● To be done
Check every line of the data below for the string "triangle", and copy the ones that hold it.

▬▬▬▬▬▬▬▬▬▬

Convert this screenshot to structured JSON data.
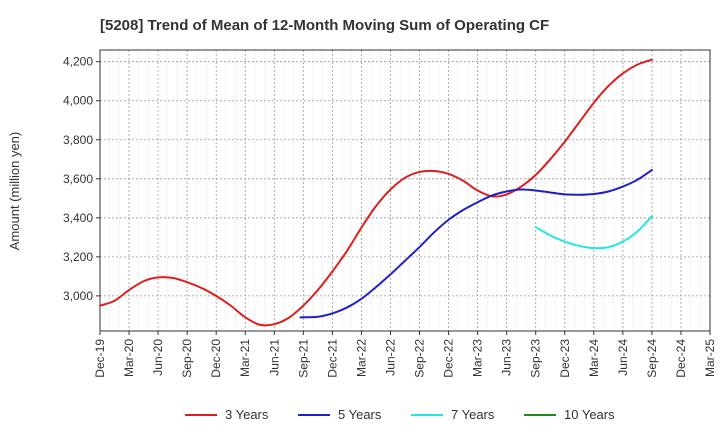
{
  "chart_data": {
    "type": "line",
    "title": "[5208]  Trend of Mean of 12-Month Moving Sum of Operating CF",
    "xlabel": "",
    "ylabel": "Amount (million yen)",
    "ylim": [
      2820,
      4260
    ],
    "y_ticks": [
      3000,
      3200,
      3400,
      3600,
      3800,
      4000,
      4200
    ],
    "y_tick_labels": [
      "3,000",
      "3,200",
      "3,400",
      "3,600",
      "3,800",
      "4,000",
      "4,200"
    ],
    "x_tick_labels": [
      "Dec-19",
      "Mar-20",
      "Jun-20",
      "Sep-20",
      "Dec-20",
      "Mar-21",
      "Jun-21",
      "Sep-21",
      "Dec-21",
      "Mar-22",
      "Jun-22",
      "Sep-22",
      "Dec-22",
      "Mar-23",
      "Jun-23",
      "Sep-23",
      "Dec-23",
      "Mar-24",
      "Jun-24",
      "Sep-24",
      "Dec-24",
      "Mar-25"
    ],
    "grid": true,
    "legend_position": "bottom",
    "series": [
      {
        "name": "3 Years",
        "color": "#dd1f1f",
        "x": [
          0,
          0.5,
          1,
          1.5,
          2,
          2.5,
          3,
          3.5,
          4,
          4.5,
          5,
          5.5,
          6,
          6.5,
          7,
          7.5,
          8,
          8.5,
          9,
          9.5,
          10,
          10.5,
          11,
          11.5,
          12,
          12.5,
          13,
          13.5,
          14,
          14.5,
          15,
          15.5,
          16,
          16.5,
          17,
          17.5,
          18,
          18.5,
          19
        ],
        "values": [
          2950,
          2975,
          3030,
          3075,
          3095,
          3092,
          3070,
          3040,
          3000,
          2950,
          2890,
          2852,
          2855,
          2888,
          2950,
          3030,
          3125,
          3230,
          3350,
          3460,
          3545,
          3605,
          3635,
          3640,
          3625,
          3590,
          3540,
          3510,
          3520,
          3560,
          3620,
          3700,
          3790,
          3890,
          3990,
          4075,
          4140,
          4185,
          4210
        ]
      },
      {
        "name": "5 Years",
        "color": "#1f1fcc",
        "x": [
          6.9,
          7.5,
          8,
          8.5,
          9,
          9.5,
          10,
          10.5,
          11,
          11.5,
          12,
          12.5,
          13,
          13.5,
          14,
          14.5,
          15,
          15.5,
          16,
          16.5,
          17,
          17.5,
          18,
          18.5,
          19
        ],
        "values": [
          2890,
          2893,
          2910,
          2940,
          2985,
          3045,
          3110,
          3180,
          3250,
          3325,
          3390,
          3440,
          3480,
          3515,
          3535,
          3545,
          3540,
          3530,
          3520,
          3518,
          3522,
          3535,
          3560,
          3595,
          3645
        ]
      },
      {
        "name": "7 Years",
        "color": "#22e5e5",
        "x": [
          15,
          15.5,
          16,
          16.5,
          17,
          17.5,
          18,
          18.5,
          19
        ],
        "values": [
          3352,
          3310,
          3278,
          3256,
          3245,
          3250,
          3278,
          3330,
          3408
        ]
      },
      {
        "name": "10 Years",
        "color": "#1f8a1f",
        "x": [],
        "values": []
      }
    ]
  }
}
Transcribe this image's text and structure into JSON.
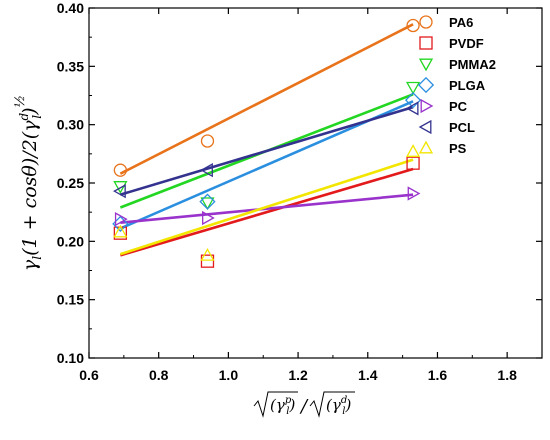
{
  "chart_data": {
    "type": "scatter",
    "title": "",
    "xlabel": "√(γₗᵖ)/√(γₗᵈ)",
    "ylabel": "γₗ(1 + cosθ)/2(γₗᵈ)^½",
    "xlim": [
      0.6,
      1.9
    ],
    "ylim": [
      0.1,
      0.4
    ],
    "x_ticks": [
      "0.6",
      "0.8",
      "1.0",
      "1.2",
      "1.4",
      "1.6",
      "1.8"
    ],
    "y_ticks": [
      "0.10",
      "0.15",
      "0.20",
      "0.25",
      "0.30",
      "0.35",
      "0.40"
    ],
    "grid": false,
    "legend_position": "top-right",
    "series": [
      {
        "name": "PA6",
        "color": "#E8731A",
        "marker": "circle",
        "x": [
          0.69,
          0.94,
          1.53
        ],
        "y": [
          0.261,
          0.286,
          0.385
        ],
        "fit": [
          [
            0.69,
            0.258
          ],
          [
            1.53,
            0.386
          ]
        ]
      },
      {
        "name": "PVDF",
        "color": "#E31A1C",
        "marker": "square",
        "x": [
          0.69,
          0.94,
          1.53
        ],
        "y": [
          0.207,
          0.183,
          0.267
        ],
        "fit": [
          [
            0.69,
            0.188
          ],
          [
            1.53,
            0.262
          ]
        ]
      },
      {
        "name": "PMMA2",
        "color": "#22D622",
        "marker": "triangle-down",
        "x": [
          0.69,
          0.94,
          1.53
        ],
        "y": [
          0.247,
          0.233,
          0.332
        ],
        "fit": [
          [
            0.69,
            0.229
          ],
          [
            1.53,
            0.326
          ]
        ]
      },
      {
        "name": "PLGA",
        "color": "#2B8FE0",
        "marker": "diamond",
        "x": [
          0.69,
          0.94,
          1.53
        ],
        "y": [
          0.215,
          0.234,
          0.321
        ],
        "fit": [
          [
            0.69,
            0.211
          ],
          [
            1.53,
            0.32
          ]
        ]
      },
      {
        "name": "PC",
        "color": "#9933CC",
        "marker": "triangle-right",
        "x": [
          0.69,
          0.94,
          1.53
        ],
        "y": [
          0.219,
          0.22,
          0.241
        ],
        "fit": [
          [
            0.69,
            0.216
          ],
          [
            1.53,
            0.24
          ]
        ]
      },
      {
        "name": "PCL",
        "color": "#33338F",
        "marker": "triangle-left",
        "x": [
          0.69,
          0.94,
          1.53
        ],
        "y": [
          0.243,
          0.261,
          0.314
        ],
        "fit": [
          [
            0.69,
            0.24
          ],
          [
            1.53,
            0.315
          ]
        ]
      },
      {
        "name": "PS",
        "color": "#F2E600",
        "marker": "triangle-up",
        "x": [
          0.69,
          0.94,
          1.53
        ],
        "y": [
          0.208,
          0.188,
          0.277
        ],
        "fit": [
          [
            0.69,
            0.189
          ],
          [
            1.53,
            0.27
          ]
        ]
      }
    ]
  }
}
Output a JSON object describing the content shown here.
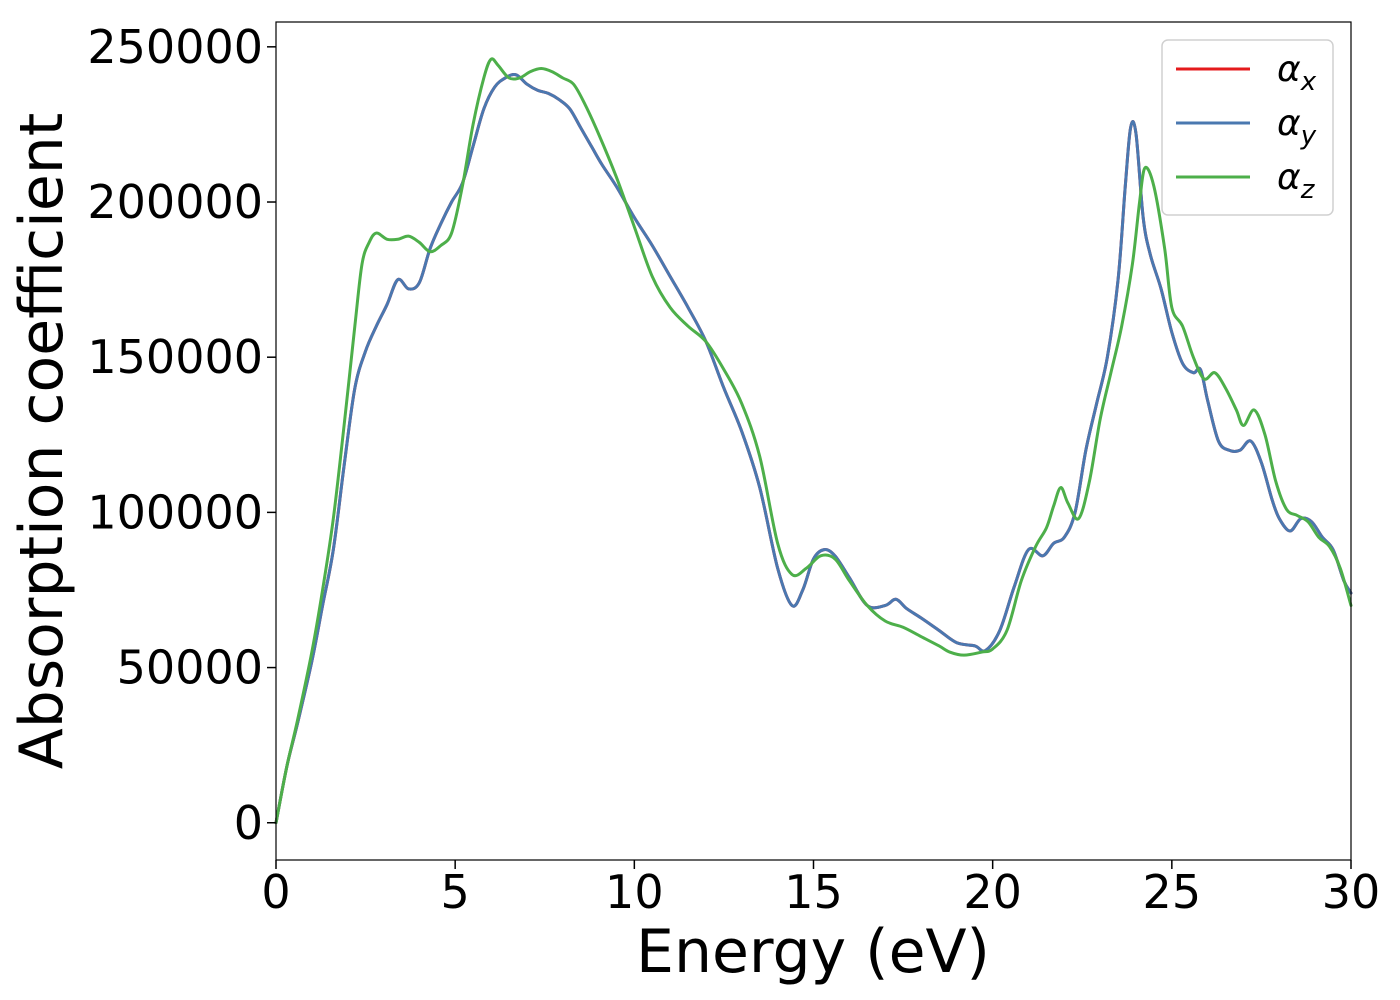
{
  "chart_data": {
    "type": "line",
    "title": "",
    "xlabel": "Energy (eV)",
    "ylabel": "Absorption coefficient",
    "xlim": [
      0,
      30
    ],
    "ylim": [
      -12000,
      258000
    ],
    "xticks": [
      0,
      5,
      10,
      15,
      20,
      25,
      30
    ],
    "yticks": [
      0,
      50000,
      100000,
      150000,
      200000,
      250000
    ],
    "grid": false,
    "legend_position": "top-right",
    "legend": [
      {
        "base": "α",
        "sub": "x",
        "color": "#e41a1c"
      },
      {
        "base": "α",
        "sub": "y",
        "color": "#4a78b0"
      },
      {
        "base": "α",
        "sub": "z",
        "color": "#4daf4a"
      }
    ],
    "series": [
      {
        "color": "#e41a1c",
        "x": [
          0,
          0.3,
          0.6,
          1.0,
          1.3,
          1.6,
          1.9,
          2.2,
          2.5,
          2.8,
          3.1,
          3.4,
          3.7,
          4.0,
          4.3,
          4.6,
          4.9,
          5.2,
          5.5,
          5.8,
          6.1,
          6.4,
          6.7,
          7.0,
          7.3,
          7.6,
          7.9,
          8.2,
          8.5,
          8.8,
          9.1,
          9.5,
          10.0,
          10.5,
          11.0,
          11.5,
          12.0,
          12.5,
          13.0,
          13.5,
          14.0,
          14.4,
          14.7,
          15.0,
          15.3,
          15.6,
          16.0,
          16.5,
          17.0,
          17.3,
          17.6,
          18.0,
          18.5,
          19.0,
          19.5,
          19.8,
          20.2,
          20.6,
          21.0,
          21.4,
          21.7,
          22.0,
          22.3,
          22.6,
          22.9,
          23.2,
          23.5,
          23.7,
          23.85,
          24.0,
          24.2,
          24.4,
          24.7,
          25.0,
          25.3,
          25.6,
          25.8,
          26.0,
          26.3,
          26.6,
          26.9,
          27.2,
          27.5,
          27.8,
          28.0,
          28.3,
          28.6,
          28.9,
          29.2,
          29.5,
          29.8,
          30.0
        ],
        "y": [
          0,
          18000,
          32000,
          52000,
          70000,
          88000,
          115000,
          140000,
          152000,
          160000,
          167000,
          175000,
          172000,
          174000,
          185000,
          193000,
          200000,
          206000,
          218000,
          230000,
          237000,
          240000,
          241000,
          238000,
          236000,
          235000,
          233000,
          230000,
          224000,
          218000,
          212000,
          205000,
          195000,
          186000,
          176000,
          166000,
          155000,
          140000,
          126000,
          108000,
          82000,
          70000,
          75000,
          85000,
          88000,
          86000,
          79000,
          70000,
          70000,
          72000,
          69000,
          66000,
          62000,
          58000,
          57000,
          55500,
          62000,
          76000,
          88000,
          86000,
          90000,
          92000,
          100000,
          120000,
          135000,
          150000,
          175000,
          205000,
          224000,
          222000,
          195000,
          183000,
          172000,
          158000,
          148000,
          145000,
          146000,
          136000,
          123000,
          120000,
          120000,
          123000,
          116000,
          104000,
          98000,
          94000,
          98000,
          97000,
          92000,
          88000,
          78000,
          74000
        ]
      },
      {
        "color": "#4a78b0",
        "x": [
          0,
          0.3,
          0.6,
          1.0,
          1.3,
          1.6,
          1.9,
          2.2,
          2.5,
          2.8,
          3.1,
          3.4,
          3.7,
          4.0,
          4.3,
          4.6,
          4.9,
          5.2,
          5.5,
          5.8,
          6.1,
          6.4,
          6.7,
          7.0,
          7.3,
          7.6,
          7.9,
          8.2,
          8.5,
          8.8,
          9.1,
          9.5,
          10.0,
          10.5,
          11.0,
          11.5,
          12.0,
          12.5,
          13.0,
          13.5,
          14.0,
          14.4,
          14.7,
          15.0,
          15.3,
          15.6,
          16.0,
          16.5,
          17.0,
          17.3,
          17.6,
          18.0,
          18.5,
          19.0,
          19.5,
          19.8,
          20.2,
          20.6,
          21.0,
          21.4,
          21.7,
          22.0,
          22.3,
          22.6,
          22.9,
          23.2,
          23.5,
          23.7,
          23.85,
          24.0,
          24.2,
          24.4,
          24.7,
          25.0,
          25.3,
          25.6,
          25.8,
          26.0,
          26.3,
          26.6,
          26.9,
          27.2,
          27.5,
          27.8,
          28.0,
          28.3,
          28.6,
          28.9,
          29.2,
          29.5,
          29.8,
          30.0
        ],
        "y": [
          0,
          18000,
          32000,
          52000,
          70000,
          88000,
          115000,
          140000,
          152000,
          160000,
          167000,
          175000,
          172000,
          174000,
          185000,
          193000,
          200000,
          206000,
          218000,
          230000,
          237000,
          240000,
          241000,
          238000,
          236000,
          235000,
          233000,
          230000,
          224000,
          218000,
          212000,
          205000,
          195000,
          186000,
          176000,
          166000,
          155000,
          140000,
          126000,
          108000,
          82000,
          70000,
          75000,
          85000,
          88000,
          86000,
          79000,
          70000,
          70000,
          72000,
          69000,
          66000,
          62000,
          58000,
          57000,
          55500,
          62000,
          76000,
          88000,
          86000,
          90000,
          92000,
          100000,
          120000,
          135000,
          150000,
          175000,
          205000,
          224000,
          222000,
          195000,
          183000,
          172000,
          158000,
          148000,
          145000,
          146000,
          136000,
          123000,
          120000,
          120000,
          123000,
          116000,
          104000,
          98000,
          94000,
          98000,
          97000,
          92000,
          88000,
          78000,
          74000
        ]
      },
      {
        "color": "#4daf4a",
        "x": [
          0,
          0.3,
          0.6,
          1.0,
          1.3,
          1.6,
          1.9,
          2.2,
          2.4,
          2.6,
          2.8,
          3.1,
          3.4,
          3.7,
          4.0,
          4.3,
          4.6,
          4.9,
          5.2,
          5.5,
          5.8,
          6.0,
          6.2,
          6.5,
          6.8,
          7.1,
          7.4,
          7.7,
          8.0,
          8.3,
          8.6,
          9.0,
          9.5,
          10.0,
          10.5,
          11.0,
          11.5,
          12.0,
          12.5,
          13.0,
          13.5,
          14.0,
          14.4,
          14.8,
          15.2,
          15.6,
          16.0,
          16.5,
          17.0,
          17.5,
          18.0,
          18.5,
          18.8,
          19.2,
          19.7,
          20.0,
          20.4,
          20.8,
          21.2,
          21.5,
          21.7,
          21.9,
          22.1,
          22.4,
          22.7,
          23.0,
          23.3,
          23.6,
          23.9,
          24.1,
          24.25,
          24.5,
          24.8,
          25.0,
          25.3,
          25.6,
          25.9,
          26.2,
          26.5,
          26.8,
          27.0,
          27.3,
          27.6,
          27.9,
          28.2,
          28.5,
          28.8,
          29.1,
          29.4,
          29.7,
          30.0
        ],
        "y": [
          0,
          18000,
          33000,
          55000,
          75000,
          98000,
          128000,
          160000,
          180000,
          187000,
          190000,
          188000,
          188000,
          189000,
          187000,
          184000,
          186000,
          190000,
          205000,
          225000,
          240000,
          246000,
          244000,
          240000,
          240000,
          242000,
          243000,
          242000,
          240000,
          238000,
          232000,
          222000,
          208000,
          192000,
          176000,
          166000,
          160000,
          155000,
          146000,
          135000,
          118000,
          90000,
          80000,
          82000,
          86000,
          85000,
          78000,
          70000,
          65000,
          63000,
          60000,
          57000,
          55000,
          54000,
          55000,
          56000,
          62000,
          78000,
          89000,
          95000,
          102000,
          108000,
          103000,
          98000,
          110000,
          130000,
          145000,
          160000,
          180000,
          200000,
          211000,
          205000,
          185000,
          166000,
          160000,
          150000,
          143000,
          145000,
          140000,
          133000,
          128000,
          133000,
          125000,
          110000,
          101000,
          99000,
          97000,
          92000,
          89000,
          82000,
          70000
        ]
      }
    ]
  }
}
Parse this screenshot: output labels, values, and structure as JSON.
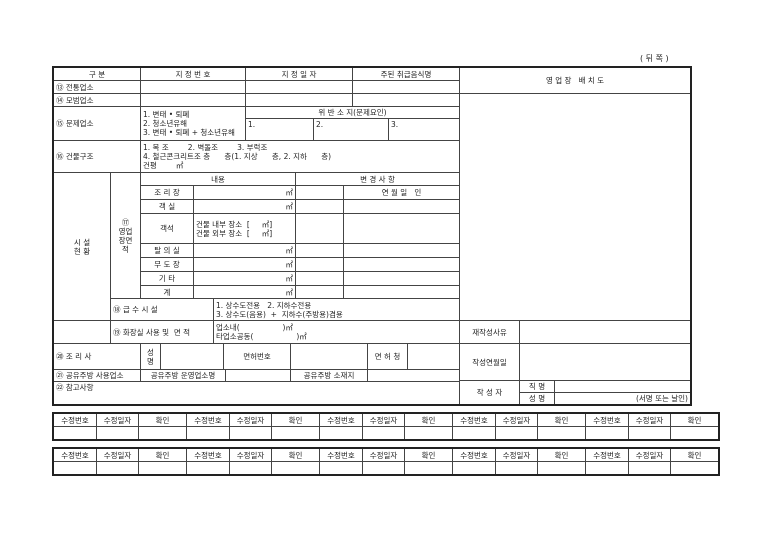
{
  "page_label": "( 뒤 쪽 )",
  "header": {
    "gubun": "구 분",
    "designation_no": "지 정 번 호",
    "designation_date": "지 정 일 자",
    "main_food": "주된 취급음식명"
  },
  "r13": {
    "label": "⑬ 전통업소"
  },
  "r14": {
    "label": "⑭ 모범업소"
  },
  "r15": {
    "label": "⑮ 문제업소",
    "options": "1. 변태 • 퇴폐\n2. 청소년유해\n3. 변태 • 퇴폐 + 청소년유해",
    "violation_header": "위 반 소 지(문제요인)",
    "v1": "1.",
    "v2": "2.",
    "v3": "3."
  },
  "r16": {
    "label": "⑯ 건물구조",
    "text": "1. 목 조        2. 벽돌조        3. 부럭조\n4. 철근콘크리트조 층      층(1. 지상      층, 2. 지하      층)\n건평        ㎡"
  },
  "facility": {
    "label": "시 설\n현 황",
    "area_label": "⑰\n영업\n장면\n적",
    "content_header": "내용",
    "change_header": "변 경 사 항",
    "date_seal": "연 월 일   인",
    "items": [
      {
        "name": "조 리 장",
        "unit": "㎡"
      },
      {
        "name": "객 실",
        "unit": "㎡"
      },
      {
        "name": "객석",
        "unit": "건물 내부 장소  [     ㎡]\n건물 외부 장소  [     ㎡]"
      },
      {
        "name": "탈 의 실",
        "unit": "㎡"
      },
      {
        "name": "무 도 장",
        "unit": "㎡"
      },
      {
        "name": "기 타",
        "unit": "㎡"
      },
      {
        "name": "계",
        "unit": "㎡"
      }
    ]
  },
  "r18": {
    "label": "⑱ 급 수 시 설",
    "text": "1. 상수도전용   2. 지하수전용\n3. 상수도(음용)  +  지하수(주방용)겸용"
  },
  "r19": {
    "label": "⑲ 화장실 사용 및  면 적",
    "text": "업소내(                  )㎡\n타업소공동(                  )㎡"
  },
  "r20": {
    "label": "⑳ 조 리 사",
    "name": "성\n명",
    "license_no": "면허번호",
    "license_office": "면 허 청"
  },
  "r21": {
    "label": "㉑ 공유주방 사용업소",
    "operator": "공유주방 운영업소명",
    "location": "공유주방 소재지"
  },
  "r22": {
    "label": "㉒ 참고사항"
  },
  "right": {
    "layout_title": "영 업 장   배 치 도",
    "rewrite_reason": "재작성사유",
    "written_date": "작성연월일",
    "writer": "작 성 자",
    "position": "직 명",
    "name": "성 명",
    "sign": "(서명 또는 날인)"
  },
  "revision": {
    "no": "수정번호",
    "date": "수정일자",
    "confirm": "확인"
  }
}
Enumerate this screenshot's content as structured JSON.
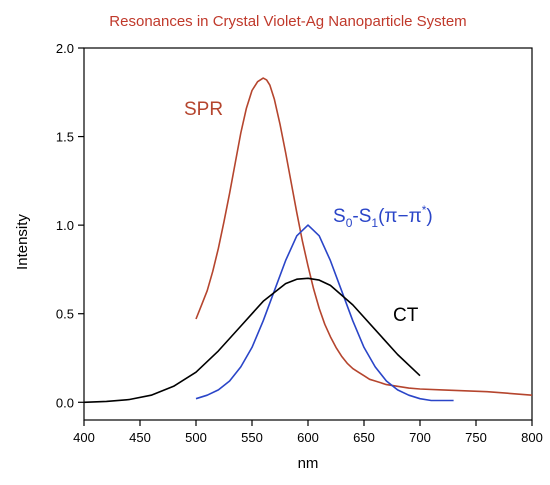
{
  "chart_data": {
    "type": "line",
    "title": "Resonances in Crystal Violet-Ag Nanoparticle System",
    "xlabel": "nm",
    "ylabel": "Intensity",
    "xlim": [
      400,
      800
    ],
    "ylim": [
      -0.1,
      2.0
    ],
    "xticks": [
      "400",
      "450",
      "500",
      "550",
      "600",
      "650",
      "700",
      "750",
      "800"
    ],
    "yticks": [
      "0.0",
      "0.5",
      "1.0",
      "1.5",
      "2.0"
    ],
    "grid": false,
    "colors": {
      "title": "#c0392b",
      "spr": "#b5452e",
      "s0s1": "#2a45c8",
      "ct": "#000000"
    },
    "series": [
      {
        "key": "spr",
        "label_text": "SPR",
        "x": [
          500,
          505,
          510,
          515,
          520,
          525,
          530,
          535,
          540,
          545,
          550,
          555,
          560,
          563,
          566,
          570,
          575,
          580,
          585,
          590,
          595,
          600,
          605,
          610,
          615,
          620,
          625,
          630,
          635,
          640,
          645,
          650,
          655,
          660,
          665,
          670,
          680,
          690,
          700,
          720,
          740,
          760,
          780,
          800
        ],
        "y": [
          0.47,
          0.55,
          0.63,
          0.74,
          0.87,
          1.02,
          1.18,
          1.35,
          1.52,
          1.66,
          1.76,
          1.81,
          1.83,
          1.82,
          1.79,
          1.71,
          1.57,
          1.41,
          1.24,
          1.07,
          0.91,
          0.77,
          0.64,
          0.53,
          0.44,
          0.37,
          0.31,
          0.26,
          0.22,
          0.19,
          0.17,
          0.15,
          0.13,
          0.12,
          0.11,
          0.1,
          0.09,
          0.08,
          0.075,
          0.07,
          0.065,
          0.06,
          0.05,
          0.04
        ]
      },
      {
        "key": "s0s1",
        "label_main": "S",
        "label_sub0": "0",
        "label_dash": "-S",
        "label_sub1": "1",
        "label_paren": "(π−π",
        "label_star": "*",
        "label_close": ")",
        "x": [
          500,
          510,
          520,
          530,
          540,
          550,
          560,
          570,
          580,
          590,
          600,
          610,
          620,
          630,
          640,
          650,
          660,
          670,
          680,
          690,
          700,
          710,
          720,
          730
        ],
        "y": [
          0.02,
          0.04,
          0.07,
          0.12,
          0.2,
          0.31,
          0.46,
          0.63,
          0.8,
          0.94,
          1.0,
          0.94,
          0.8,
          0.63,
          0.46,
          0.31,
          0.2,
          0.12,
          0.07,
          0.04,
          0.02,
          0.01,
          0.01,
          0.01
        ]
      },
      {
        "key": "ct",
        "label_text": "CT",
        "x": [
          400,
          420,
          440,
          460,
          480,
          500,
          520,
          540,
          560,
          580,
          590,
          600,
          610,
          620,
          640,
          660,
          680,
          700
        ],
        "y": [
          0.0,
          0.005,
          0.015,
          0.04,
          0.09,
          0.17,
          0.29,
          0.43,
          0.57,
          0.67,
          0.695,
          0.7,
          0.69,
          0.66,
          0.55,
          0.41,
          0.27,
          0.15
        ]
      }
    ]
  }
}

▬▬▬▬▬▬▬▬▬▬

● Task response
        "marker": "triangle-down",
        "marker": "triangle-right",
        "marker": "triangle-left",
        "marker": "triangle-up",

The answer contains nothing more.